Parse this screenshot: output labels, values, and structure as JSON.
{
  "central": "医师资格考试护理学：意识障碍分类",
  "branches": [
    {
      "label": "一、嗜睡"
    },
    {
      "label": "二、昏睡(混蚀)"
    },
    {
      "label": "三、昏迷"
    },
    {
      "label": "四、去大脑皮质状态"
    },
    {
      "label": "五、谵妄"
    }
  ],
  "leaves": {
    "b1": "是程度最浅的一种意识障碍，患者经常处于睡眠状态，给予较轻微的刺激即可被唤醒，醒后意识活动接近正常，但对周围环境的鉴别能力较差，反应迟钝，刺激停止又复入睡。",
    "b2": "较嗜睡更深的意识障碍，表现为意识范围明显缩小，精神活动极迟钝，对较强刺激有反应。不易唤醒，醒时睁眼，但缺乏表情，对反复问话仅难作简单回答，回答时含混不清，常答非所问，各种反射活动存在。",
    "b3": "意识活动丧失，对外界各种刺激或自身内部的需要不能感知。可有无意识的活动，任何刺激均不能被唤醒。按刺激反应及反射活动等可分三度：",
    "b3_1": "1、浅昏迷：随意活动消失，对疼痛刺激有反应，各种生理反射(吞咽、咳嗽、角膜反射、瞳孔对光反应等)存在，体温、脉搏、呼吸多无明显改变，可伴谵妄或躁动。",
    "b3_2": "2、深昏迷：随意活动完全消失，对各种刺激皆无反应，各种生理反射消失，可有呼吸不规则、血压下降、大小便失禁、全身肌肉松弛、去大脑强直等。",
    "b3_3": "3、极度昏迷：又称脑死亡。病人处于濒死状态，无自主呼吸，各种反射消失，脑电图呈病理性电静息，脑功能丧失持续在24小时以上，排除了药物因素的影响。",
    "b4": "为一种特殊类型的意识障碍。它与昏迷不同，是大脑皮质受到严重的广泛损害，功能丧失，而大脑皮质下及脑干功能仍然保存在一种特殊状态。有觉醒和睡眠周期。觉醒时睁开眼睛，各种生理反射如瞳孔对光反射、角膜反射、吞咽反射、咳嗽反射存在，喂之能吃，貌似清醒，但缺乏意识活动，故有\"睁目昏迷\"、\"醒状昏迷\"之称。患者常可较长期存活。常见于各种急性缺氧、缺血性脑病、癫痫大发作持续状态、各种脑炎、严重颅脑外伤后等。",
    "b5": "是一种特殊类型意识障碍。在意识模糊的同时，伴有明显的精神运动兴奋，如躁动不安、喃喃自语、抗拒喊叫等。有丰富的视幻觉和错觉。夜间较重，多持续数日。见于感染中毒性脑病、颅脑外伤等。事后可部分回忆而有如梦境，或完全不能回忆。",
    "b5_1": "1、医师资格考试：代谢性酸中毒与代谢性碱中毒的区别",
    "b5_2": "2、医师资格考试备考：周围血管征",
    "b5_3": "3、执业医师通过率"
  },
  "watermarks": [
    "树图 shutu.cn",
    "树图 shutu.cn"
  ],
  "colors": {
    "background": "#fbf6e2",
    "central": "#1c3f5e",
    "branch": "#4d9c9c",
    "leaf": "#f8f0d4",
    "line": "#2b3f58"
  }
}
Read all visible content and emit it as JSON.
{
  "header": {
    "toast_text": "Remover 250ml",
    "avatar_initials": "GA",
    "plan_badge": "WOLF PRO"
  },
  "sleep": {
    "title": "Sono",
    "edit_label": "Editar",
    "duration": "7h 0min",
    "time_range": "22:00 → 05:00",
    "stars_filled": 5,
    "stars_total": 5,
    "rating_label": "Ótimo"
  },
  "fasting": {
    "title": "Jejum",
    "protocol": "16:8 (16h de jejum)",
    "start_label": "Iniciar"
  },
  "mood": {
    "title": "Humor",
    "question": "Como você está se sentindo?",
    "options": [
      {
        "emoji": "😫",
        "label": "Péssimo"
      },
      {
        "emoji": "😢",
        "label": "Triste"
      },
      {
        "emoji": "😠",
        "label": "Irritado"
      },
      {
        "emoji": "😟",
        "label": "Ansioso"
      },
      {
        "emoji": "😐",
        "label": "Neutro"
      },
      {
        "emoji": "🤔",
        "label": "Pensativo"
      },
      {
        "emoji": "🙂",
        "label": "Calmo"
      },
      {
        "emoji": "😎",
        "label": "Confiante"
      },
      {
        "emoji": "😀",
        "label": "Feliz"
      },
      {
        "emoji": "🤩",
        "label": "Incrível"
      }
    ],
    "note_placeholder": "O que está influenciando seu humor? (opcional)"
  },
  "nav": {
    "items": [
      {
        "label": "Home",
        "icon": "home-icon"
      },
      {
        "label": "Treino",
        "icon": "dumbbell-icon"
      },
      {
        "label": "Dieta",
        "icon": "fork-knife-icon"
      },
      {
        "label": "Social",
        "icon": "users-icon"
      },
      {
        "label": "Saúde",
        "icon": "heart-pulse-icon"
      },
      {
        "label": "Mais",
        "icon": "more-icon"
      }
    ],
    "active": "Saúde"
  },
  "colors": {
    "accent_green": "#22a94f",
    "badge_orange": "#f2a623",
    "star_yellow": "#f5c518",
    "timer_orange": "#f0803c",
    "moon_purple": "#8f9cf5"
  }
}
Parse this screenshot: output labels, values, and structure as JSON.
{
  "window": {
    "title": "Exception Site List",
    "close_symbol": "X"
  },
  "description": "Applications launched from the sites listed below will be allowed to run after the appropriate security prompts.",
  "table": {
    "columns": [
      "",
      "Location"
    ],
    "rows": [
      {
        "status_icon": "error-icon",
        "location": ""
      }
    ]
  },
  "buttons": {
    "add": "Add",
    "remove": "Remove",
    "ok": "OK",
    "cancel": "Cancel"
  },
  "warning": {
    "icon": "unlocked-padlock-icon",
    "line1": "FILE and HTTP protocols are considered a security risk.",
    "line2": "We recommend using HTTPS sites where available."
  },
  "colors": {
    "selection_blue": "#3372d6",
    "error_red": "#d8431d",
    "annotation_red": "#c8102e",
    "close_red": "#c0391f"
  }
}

### EXERCISE
Transcribe all of the lines in the records precisely.

### COMPLETE ANSWER
Parse this screenshot: output labels, values, and structure as JSON.
{
  "central": "医师资格考试护理学：意识障碍分类",
  "branches": [
    {
      "label": "一、嗜睡"
    },
    {
      "label": "二、昏睡(混蚀)"
    },
    {
      "label": "三、昏迷"
    },
    {
      "label": "四、去大脑皮质状态"
    },
    {
      "label": "五、谵妄"
    }
  ],
  "leaves": {
    "b1": "是程度最浅的一种意识障碍，患者经常处于睡眠状态，给予较轻微的刺激即可被唤醒，醒后意识活动接近正常，但对周围环境的鉴别能力较差，反应迟钝，刺激停止又复入睡。",
    "b2": "较嗜睡更深的意识障碍，表现为意识范围明显缩小，精神活动极迟钝，对较强刺激有反应。不易唤醒，醒时睁眼，但缺乏表情，对反复问话仅难作简单回答，回答时含混不清，常答非所问，各种反射活动存在。",
    "b3": "意识活动丧失，对外界各种刺激或自身内部的需要不能感知。可有无意识的活动，任何刺激均不能被唤醒。按刺激反应及反射活动等可分三度：",
    "b3_1": "1、浅昏迷：随意活动消失，对疼痛刺激有反应，各种生理反射(吞咽、咳嗽、角膜反射、瞳孔对光反应等)存在，体温、脉搏、呼吸多无明显改变，可伴谵妄或躁动。",
    "b3_2": "2、深昏迷：随意活动完全消失，对各种刺激皆无反应，各种生理反射消失，可有呼吸不规则、血压下降、大小便失禁、全身肌肉松弛、去大脑强直等。",
    "b3_3": "3、极度昏迷：又称脑死亡。病人处于濒死状态，无自主呼吸，各种反射消失，脑电图呈病理性电静息，脑功能丧失持续在24小时以上，排除了药物因素的影响。",
    "b4": "为一种特殊类型的意识障碍。它与昏迷不同，是大脑皮质受到严重的广泛损害，功能丧失，而大脑皮质下及脑干功能仍然保存在一种特殊状态。有觉醒和睡眠周期。觉醒时睁开眼睛，各种生理反射如瞳孔对光反射、角膜反射、吞咽反射、咳嗽反射存在，喂之能吃，貌似清醒，但缺乏意识活动，故有\"睁目昏迷\"、\"醒状昏迷\"之称。患者常可较长期存活。常见于各种急性缺氧、缺血性脑病、癫痫大发作持续状态、各种脑炎、严重颅脑外伤后等。",
    "b5": "是一种特殊类型意识障碍。在意识模糊的同时，伴有明显的精神运动兴奋，如躁动不安、喃喃自语、抗拒喊叫等。有丰富的视幻觉和错觉。夜间较重，多持续数日。见于感染中毒性脑病、颅脑外伤等。事后可部分回忆而有如梦境，或完全不能回忆。",
    "b5_1": "1、医师资格考试：代谢性酸中毒与代谢性碱中毒的区别",
    "b5_2": "2、医师资格考试备考：周围血管征",
    "b5_3": "3、执业医师通过率"
  },
  "watermarks": [
    "树图 shutu.cn",
    "树图 shutu.cn"
  ],
  "colors": {
    "background": "#fbf6e2",
    "central": "#1c3f5e",
    "branch": "#4d9c9c",
    "leaf": "#f8f0d4",
    "line": "#2b3f58"
  }
}
Read all visible content and emit it as JSON.
{
  "header": {
    "toast_text": "Remover 250ml",
    "avatar_initials": "GA",
    "plan_badge": "WOLF PRO"
  },
  "sleep": {
    "title": "Sono",
    "edit_label": "Editar",
    "duration": "7h 0min",
    "time_range": "22:00 → 05:00",
    "stars_filled": 5,
    "stars_total": 5,
    "rating_label": "Ótimo"
  },
  "fasting": {
    "title": "Jejum",
    "protocol": "16:8 (16h de jejum)",
    "start_label": "Iniciar"
  },
  "mood": {
    "title": "Humor",
    "question": "Como você está se sentindo?",
    "options": [
      {
        "emoji": "😫",
        "label": "Péssimo"
      },
      {
        "emoji": "😢",
        "label": "Triste"
      },
      {
        "emoji": "😠",
        "label": "Irritado"
      },
      {
        "emoji": "😟",
        "label": "Ansioso"
      },
      {
        "emoji": "😐",
        "label": "Neutro"
      },
      {
        "emoji": "🤔",
        "label": "Pensativo"
      },
      {
        "emoji": "🙂",
        "label": "Calmo"
      },
      {
        "emoji": "😎",
        "label": "Confiante"
      },
      {
        "emoji": "😀",
        "label": "Feliz"
      },
      {
        "emoji": "🤩",
        "label": "Incrível"
      }
    ],
    "note_placeholder": "O que está influenciando seu humor? (opcional)"
  },
  "nav": {
    "items": [
      {
        "label": "Home",
        "icon": "home-icon"
      },
      {
        "label": "Treino",
        "icon": "dumbbell-icon"
      },
      {
        "label": "Dieta",
        "icon": "fork-knife-icon"
      },
      {
        "label": "Social",
        "icon": "users-icon"
      },
      {
        "label": "Saúde",
        "icon": "heart-pulse-icon"
      },
      {
        "label": "Mais",
        "icon": "more-icon"
      }
    ],
    "active": "Saúde"
  },
  "colors": {
    "accent_green": "#22a94f",
    "badge_orange": "#f2a623",
    "star_yellow": "#f5c518",
    "timer_orange": "#f0803c",
    "moon_purple": "#8f9cf5"
  }
}
Parse this screenshot: output labels, values, and structure as JSON.
{
  "window": {
    "title": "Exception Site List",
    "close_symbol": "X"
  },
  "description": "Applications launched from the sites listed below will be allowed to run after the appropriate security prompts.",
  "table": {
    "columns": [
      "",
      "Location"
    ],
    "rows": [
      {
        "status_icon": "error-icon",
        "location": ""
      }
    ]
  },
  "buttons": {
    "add": "Add",
    "remove": "Remove",
    "ok": "OK",
    "cancel": "Cancel"
  },
  "warning": {
    "icon": "unlocked-padlock-icon",
    "line1": "FILE and HTTP protocols are considered a security risk.",
    "line2": "We recommend using HTTPS sites where available."
  },
  "colors": {
    "selection_blue": "#3372d6",
    "error_red": "#d8431d",
    "annotation_red": "#c8102e",
    "close_red": "#c0391f"
  }
}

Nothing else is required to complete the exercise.